● **Input**
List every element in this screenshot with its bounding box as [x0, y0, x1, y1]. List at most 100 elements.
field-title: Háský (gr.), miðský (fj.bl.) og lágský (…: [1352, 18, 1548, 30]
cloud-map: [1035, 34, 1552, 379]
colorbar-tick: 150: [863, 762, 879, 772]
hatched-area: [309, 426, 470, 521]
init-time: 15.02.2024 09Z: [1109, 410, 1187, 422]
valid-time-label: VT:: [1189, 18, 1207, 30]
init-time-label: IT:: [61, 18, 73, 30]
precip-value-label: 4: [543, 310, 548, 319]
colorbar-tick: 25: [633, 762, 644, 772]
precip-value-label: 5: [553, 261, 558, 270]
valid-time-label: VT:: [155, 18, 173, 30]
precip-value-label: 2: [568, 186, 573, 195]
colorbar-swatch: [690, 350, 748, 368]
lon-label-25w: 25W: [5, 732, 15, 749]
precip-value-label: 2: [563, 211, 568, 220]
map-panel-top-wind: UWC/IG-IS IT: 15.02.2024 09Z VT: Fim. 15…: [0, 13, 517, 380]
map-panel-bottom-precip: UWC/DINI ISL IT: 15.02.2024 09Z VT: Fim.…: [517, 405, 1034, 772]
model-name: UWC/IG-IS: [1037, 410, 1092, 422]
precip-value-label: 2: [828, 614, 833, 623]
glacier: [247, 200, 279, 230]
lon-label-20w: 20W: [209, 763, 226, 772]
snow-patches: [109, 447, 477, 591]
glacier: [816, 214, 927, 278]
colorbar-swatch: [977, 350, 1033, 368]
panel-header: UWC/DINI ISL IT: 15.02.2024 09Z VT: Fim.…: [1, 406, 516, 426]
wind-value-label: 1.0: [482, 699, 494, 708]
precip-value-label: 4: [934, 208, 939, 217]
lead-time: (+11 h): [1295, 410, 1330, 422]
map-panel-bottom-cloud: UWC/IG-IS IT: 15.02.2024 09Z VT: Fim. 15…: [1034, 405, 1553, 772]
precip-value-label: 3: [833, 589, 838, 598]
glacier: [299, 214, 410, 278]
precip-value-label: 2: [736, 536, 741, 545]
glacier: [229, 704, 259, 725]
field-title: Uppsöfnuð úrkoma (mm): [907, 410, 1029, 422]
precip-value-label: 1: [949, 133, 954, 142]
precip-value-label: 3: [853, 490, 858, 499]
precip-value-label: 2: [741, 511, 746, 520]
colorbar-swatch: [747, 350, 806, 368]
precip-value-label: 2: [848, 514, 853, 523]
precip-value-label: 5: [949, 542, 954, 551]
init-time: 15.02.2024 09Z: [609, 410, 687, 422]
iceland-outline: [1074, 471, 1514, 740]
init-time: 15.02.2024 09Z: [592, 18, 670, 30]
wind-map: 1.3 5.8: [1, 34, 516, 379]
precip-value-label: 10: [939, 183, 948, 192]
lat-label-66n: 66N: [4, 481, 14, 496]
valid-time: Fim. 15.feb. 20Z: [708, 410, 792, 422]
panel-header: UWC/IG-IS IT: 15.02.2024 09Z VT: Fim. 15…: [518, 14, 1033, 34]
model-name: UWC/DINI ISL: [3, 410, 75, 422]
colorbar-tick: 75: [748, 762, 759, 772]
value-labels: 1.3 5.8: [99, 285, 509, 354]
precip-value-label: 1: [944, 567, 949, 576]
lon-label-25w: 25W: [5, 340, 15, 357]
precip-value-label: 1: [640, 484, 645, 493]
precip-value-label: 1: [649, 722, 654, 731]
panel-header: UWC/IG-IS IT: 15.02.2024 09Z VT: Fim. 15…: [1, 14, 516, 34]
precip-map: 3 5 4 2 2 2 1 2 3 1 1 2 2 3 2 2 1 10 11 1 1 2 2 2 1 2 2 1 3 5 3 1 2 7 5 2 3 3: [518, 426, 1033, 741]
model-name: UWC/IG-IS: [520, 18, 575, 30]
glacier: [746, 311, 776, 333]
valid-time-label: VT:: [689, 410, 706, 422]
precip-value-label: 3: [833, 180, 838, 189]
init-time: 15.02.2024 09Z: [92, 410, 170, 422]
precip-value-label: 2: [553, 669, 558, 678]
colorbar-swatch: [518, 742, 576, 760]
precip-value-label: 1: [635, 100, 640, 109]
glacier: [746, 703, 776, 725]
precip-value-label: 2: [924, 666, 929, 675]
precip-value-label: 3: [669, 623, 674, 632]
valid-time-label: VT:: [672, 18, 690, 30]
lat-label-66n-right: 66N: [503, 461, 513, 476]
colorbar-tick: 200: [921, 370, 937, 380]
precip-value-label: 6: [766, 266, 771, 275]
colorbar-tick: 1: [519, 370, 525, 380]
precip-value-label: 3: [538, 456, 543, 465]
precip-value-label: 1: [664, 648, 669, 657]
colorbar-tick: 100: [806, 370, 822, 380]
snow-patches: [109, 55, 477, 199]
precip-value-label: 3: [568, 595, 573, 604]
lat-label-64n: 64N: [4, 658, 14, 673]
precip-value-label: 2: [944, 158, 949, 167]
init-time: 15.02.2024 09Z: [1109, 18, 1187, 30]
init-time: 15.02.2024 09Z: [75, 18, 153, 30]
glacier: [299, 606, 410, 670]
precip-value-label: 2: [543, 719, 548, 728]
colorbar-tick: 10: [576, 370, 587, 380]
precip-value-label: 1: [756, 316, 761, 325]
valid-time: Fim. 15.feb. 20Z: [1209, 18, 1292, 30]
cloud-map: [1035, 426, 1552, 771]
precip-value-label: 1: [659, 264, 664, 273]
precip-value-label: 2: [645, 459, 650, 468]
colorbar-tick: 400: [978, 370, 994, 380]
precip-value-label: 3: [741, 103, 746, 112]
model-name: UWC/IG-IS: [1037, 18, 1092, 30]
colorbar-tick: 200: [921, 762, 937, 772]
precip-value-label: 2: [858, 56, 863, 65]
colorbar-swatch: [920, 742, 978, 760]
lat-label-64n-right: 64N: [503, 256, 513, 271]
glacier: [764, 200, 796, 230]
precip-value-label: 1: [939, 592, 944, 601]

● **Short exercise**
Which lines of the material contain the word "title"? Copy every one of them in full.

● **Solution**
field-title: Háský (gr.), miðský (fj.bl.) og lágský (…: [1352, 18, 1548, 30]
field-title: Uppsöfnuð úrkoma (mm): [907, 410, 1029, 422]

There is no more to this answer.